> [DÉFIS]:
A: D'après le texte sur l'élection présidentielle américaine, pourquoi les spécialistes de la science politique critiquent-ils rarement le système politique des États-Unis ? Répondez en une à trois phrases.
B: Transcrivez à l'identique les lignes des entrées, depuis celle qui contient « Patent image size: (1369, 982). » jusqu'à celle qui contient « The end-part 44 is at (183, 462). », ces deux lignes comprises.

#### TEXTE FOURNI ####

Les images des longues files de citoyens appelés à élire le Président des Etats-Unis d’Amérique font le tour du monde tous les quatre ans et tous les premiers mardis du mois de novembre. Le choix de l’homme que l’on considère comme le plus puissant sur terre ne passe donc jamais inaperçu. Le déferlement médiatique impressionnant qui accompagne le processus électoral, depuis les primaires jusqu’au scrutin proprement dit, consacre l’importance que la planète entière accorde au devenir de la puissance étasunienne. Les Américains, qui restent très attachés à la démocratie en général, essaient, tant bien que mal, de rester fidèles aux principes nobles de la Déclaration d’Indépendance rédigés par Thomas Jefferson. Une tâche pas toujours évidente face à une superstructure politico-militaire qui a démontré qu’elle savait contourner les lois et imposer la terreur à l’intérieur comme à l’extérieur du pays.
L’Amérique fascine, subjugue, mais son système politique souffre de tares qui en déprécient la quintessence. Malheureusement, les spécialistes de la science politique le critiquent rarement, justement parce qu’il s’est imposé comme l’un des moins mauvais qu’il est donné aux peuples de disposer aujourd’hui.
En fait, les Américains votent indirectement pour élire leur président. Ils le font par procuration, les intermédiaires étant les membres du Collège électoral présidentiel mis en place dans chaque Etat fédéré. Il y a donc un système de 538 grands électeurs répartis de manière plus ou moins proportionnelle selon la taille de la population de chaque composante fédérée. La majorité absolue est fixée à 270 voix. En principe, le choix populaire du 4 novembre (et quelques jours avant pour le vote anticipé) doit être rigoureusement respecté par les grands électeurs le 15 décembre, jour du vote des grands électeurs. Comme l’explique un spécialiste de la vie politique américaine, une sorte de mandat impératif s’impose à cet effet aux membres du collège électoral présidentiel de l’Etat fédéré. Il n’y a pas de demi-mesure car le parti arrivé en tête des suffrages emporte la totalité des voix, sauf dans les Etats du Maine et du Nebraska où une dose de semi-proportionnelle est en vigueur.

#### EXTRAITS DE DONNÉES ####

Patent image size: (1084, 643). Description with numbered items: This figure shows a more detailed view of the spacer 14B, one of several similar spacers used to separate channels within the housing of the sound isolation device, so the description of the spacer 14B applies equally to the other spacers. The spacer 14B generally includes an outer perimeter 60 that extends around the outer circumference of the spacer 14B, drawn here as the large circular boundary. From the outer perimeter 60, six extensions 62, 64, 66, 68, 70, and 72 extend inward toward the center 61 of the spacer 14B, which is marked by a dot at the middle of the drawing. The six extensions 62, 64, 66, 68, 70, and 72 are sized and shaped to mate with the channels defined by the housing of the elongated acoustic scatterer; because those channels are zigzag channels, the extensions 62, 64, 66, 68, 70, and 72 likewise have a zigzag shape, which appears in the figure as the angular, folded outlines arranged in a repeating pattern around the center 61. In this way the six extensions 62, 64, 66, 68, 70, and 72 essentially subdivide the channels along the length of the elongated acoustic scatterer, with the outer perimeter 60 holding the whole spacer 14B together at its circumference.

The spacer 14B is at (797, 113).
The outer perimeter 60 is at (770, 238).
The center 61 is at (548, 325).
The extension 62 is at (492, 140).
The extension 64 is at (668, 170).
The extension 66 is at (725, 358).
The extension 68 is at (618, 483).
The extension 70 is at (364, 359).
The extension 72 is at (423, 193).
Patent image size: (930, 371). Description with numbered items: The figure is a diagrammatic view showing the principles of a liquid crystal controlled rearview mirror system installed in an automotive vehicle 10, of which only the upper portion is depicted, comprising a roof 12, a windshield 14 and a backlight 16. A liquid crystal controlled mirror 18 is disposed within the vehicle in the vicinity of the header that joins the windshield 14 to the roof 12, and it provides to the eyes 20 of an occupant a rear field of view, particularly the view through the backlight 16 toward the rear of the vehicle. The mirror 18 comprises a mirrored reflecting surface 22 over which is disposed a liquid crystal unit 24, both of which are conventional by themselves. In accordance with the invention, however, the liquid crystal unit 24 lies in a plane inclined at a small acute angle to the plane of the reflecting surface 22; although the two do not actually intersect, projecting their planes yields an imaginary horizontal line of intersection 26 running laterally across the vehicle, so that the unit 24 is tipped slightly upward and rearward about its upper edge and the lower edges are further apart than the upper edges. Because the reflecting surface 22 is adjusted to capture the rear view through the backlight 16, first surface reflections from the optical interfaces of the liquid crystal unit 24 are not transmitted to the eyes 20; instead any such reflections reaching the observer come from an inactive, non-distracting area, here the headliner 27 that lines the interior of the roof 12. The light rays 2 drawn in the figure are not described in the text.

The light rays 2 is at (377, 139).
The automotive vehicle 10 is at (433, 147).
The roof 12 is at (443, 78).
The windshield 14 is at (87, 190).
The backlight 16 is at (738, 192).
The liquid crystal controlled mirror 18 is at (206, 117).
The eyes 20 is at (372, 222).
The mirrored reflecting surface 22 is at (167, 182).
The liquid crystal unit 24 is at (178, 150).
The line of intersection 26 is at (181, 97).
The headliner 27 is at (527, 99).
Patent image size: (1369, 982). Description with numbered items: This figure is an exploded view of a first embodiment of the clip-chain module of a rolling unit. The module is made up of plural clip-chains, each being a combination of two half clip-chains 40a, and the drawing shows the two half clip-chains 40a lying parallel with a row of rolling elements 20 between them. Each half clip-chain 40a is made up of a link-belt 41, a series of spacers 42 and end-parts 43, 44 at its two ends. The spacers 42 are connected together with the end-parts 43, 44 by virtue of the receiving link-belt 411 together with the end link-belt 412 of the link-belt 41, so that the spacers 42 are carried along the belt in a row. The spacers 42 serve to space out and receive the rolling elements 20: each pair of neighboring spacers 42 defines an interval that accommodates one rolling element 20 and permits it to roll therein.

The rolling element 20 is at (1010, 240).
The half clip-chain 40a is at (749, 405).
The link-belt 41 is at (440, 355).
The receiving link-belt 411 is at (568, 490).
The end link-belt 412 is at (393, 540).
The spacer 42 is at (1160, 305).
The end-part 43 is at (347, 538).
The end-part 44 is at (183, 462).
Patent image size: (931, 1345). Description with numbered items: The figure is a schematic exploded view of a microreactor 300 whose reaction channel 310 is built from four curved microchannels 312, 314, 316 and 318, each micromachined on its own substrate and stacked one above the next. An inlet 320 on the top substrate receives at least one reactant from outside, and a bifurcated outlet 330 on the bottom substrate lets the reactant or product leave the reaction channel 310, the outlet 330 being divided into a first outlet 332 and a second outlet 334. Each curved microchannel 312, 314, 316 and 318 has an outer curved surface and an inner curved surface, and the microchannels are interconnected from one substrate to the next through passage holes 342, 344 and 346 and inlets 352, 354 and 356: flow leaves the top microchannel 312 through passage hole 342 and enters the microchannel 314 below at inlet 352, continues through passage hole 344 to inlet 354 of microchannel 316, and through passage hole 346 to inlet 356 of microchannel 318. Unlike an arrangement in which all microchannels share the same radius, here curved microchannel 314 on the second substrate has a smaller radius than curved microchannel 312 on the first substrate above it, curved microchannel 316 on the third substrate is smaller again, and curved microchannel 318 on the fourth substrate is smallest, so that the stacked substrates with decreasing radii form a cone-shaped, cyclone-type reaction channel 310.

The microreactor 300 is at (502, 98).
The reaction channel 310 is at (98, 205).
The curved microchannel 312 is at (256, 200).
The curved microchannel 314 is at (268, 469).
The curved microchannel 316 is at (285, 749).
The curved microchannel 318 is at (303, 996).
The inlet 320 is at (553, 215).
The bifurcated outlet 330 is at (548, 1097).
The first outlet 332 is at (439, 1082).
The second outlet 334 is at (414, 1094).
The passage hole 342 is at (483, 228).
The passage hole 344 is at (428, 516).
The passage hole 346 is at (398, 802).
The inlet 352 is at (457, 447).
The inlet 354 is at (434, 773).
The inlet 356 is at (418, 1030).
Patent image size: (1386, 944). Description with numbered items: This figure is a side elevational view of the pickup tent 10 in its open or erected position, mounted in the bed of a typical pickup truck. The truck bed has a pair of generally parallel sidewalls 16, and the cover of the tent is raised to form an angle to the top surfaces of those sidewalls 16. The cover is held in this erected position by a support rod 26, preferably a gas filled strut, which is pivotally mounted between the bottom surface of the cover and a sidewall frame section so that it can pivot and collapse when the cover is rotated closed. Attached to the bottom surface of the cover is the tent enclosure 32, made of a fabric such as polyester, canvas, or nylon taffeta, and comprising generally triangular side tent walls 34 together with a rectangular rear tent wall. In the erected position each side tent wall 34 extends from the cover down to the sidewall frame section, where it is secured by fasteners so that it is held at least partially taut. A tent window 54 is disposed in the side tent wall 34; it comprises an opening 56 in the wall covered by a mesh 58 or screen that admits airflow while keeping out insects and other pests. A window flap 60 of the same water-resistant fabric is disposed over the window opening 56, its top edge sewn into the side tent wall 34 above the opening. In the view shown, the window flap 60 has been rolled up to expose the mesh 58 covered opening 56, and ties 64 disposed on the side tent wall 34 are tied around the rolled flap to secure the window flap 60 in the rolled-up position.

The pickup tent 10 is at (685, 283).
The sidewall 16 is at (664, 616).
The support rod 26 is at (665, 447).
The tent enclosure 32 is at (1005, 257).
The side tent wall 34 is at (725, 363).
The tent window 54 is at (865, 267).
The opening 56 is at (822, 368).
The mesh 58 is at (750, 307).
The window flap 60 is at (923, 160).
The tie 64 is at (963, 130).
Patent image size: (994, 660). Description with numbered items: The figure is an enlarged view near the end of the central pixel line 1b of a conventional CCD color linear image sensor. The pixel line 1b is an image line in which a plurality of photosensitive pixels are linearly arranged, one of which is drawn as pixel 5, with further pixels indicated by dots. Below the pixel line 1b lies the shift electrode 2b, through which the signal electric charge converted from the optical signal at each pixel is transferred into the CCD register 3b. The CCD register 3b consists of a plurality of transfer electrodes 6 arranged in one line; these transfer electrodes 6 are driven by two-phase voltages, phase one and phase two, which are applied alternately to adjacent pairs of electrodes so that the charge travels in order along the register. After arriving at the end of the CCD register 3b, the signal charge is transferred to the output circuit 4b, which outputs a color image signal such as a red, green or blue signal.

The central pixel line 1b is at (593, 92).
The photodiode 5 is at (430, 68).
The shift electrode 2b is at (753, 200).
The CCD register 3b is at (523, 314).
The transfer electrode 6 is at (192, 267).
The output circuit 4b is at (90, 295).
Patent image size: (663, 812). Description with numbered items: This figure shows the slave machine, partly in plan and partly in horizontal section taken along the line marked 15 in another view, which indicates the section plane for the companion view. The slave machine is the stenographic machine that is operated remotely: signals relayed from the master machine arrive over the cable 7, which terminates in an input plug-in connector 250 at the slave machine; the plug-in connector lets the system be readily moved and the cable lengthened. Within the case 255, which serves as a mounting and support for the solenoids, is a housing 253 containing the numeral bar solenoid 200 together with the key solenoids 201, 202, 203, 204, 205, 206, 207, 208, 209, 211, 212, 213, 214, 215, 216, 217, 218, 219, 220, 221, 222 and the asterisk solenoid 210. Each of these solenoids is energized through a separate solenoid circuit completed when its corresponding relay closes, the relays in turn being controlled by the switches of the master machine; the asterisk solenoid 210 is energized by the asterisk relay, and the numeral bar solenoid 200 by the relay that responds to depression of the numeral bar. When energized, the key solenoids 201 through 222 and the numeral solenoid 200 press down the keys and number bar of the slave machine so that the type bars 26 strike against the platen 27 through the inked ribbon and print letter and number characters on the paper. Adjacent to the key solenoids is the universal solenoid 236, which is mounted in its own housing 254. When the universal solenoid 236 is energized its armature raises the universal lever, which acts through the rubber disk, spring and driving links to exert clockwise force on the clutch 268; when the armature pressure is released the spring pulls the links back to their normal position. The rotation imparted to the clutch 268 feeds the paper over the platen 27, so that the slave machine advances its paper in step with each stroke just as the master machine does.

####

> [ENSEMBLE DES RÉPONSES]:
A: Ils le critiquent rarement parce que ce système s'est imposé comme l'un des moins mauvais dont les peuples peuvent disposer aujourd'hui.

B:
Patent image size: (1369, 982). Description with numbered items: This figure is an exploded view of a first embodiment of the clip-chain module of a rolling unit. The module is made up of plural clip-chains, each being a combination of two half clip-chains 40a, and the drawing shows the two half clip-chains 40a lying parallel with a row of rolling elements 20 between them. Each half clip-chain 40a is made up of a link-belt 41, a series of spacers 42 and end-parts 43, 44 at its two ends. The spacers 42 are connected together with the end-parts 43, 44 by virtue of the receiving link-belt 411 together with the end link-belt 412 of the link-belt 41, so that the spacers 42 are carried along the belt in a row. The spacers 42 serve to space out and receive the rolling elements 20: each pair of neighboring spacers 42 defines an interval that accommodates one rolling element 20 and permits it to roll therein.

The rolling element 20 is at (1010, 240).
The half clip-chain 40a is at (749, 405).
The link-belt 41 is at (440, 355).
The receiving link-belt 411 is at (568, 490).
The end link-belt 412 is at (393, 540).
The spacer 42 is at (1160, 305).
The end-part 43 is at (347, 538).
The end-part 44 is at (183, 462).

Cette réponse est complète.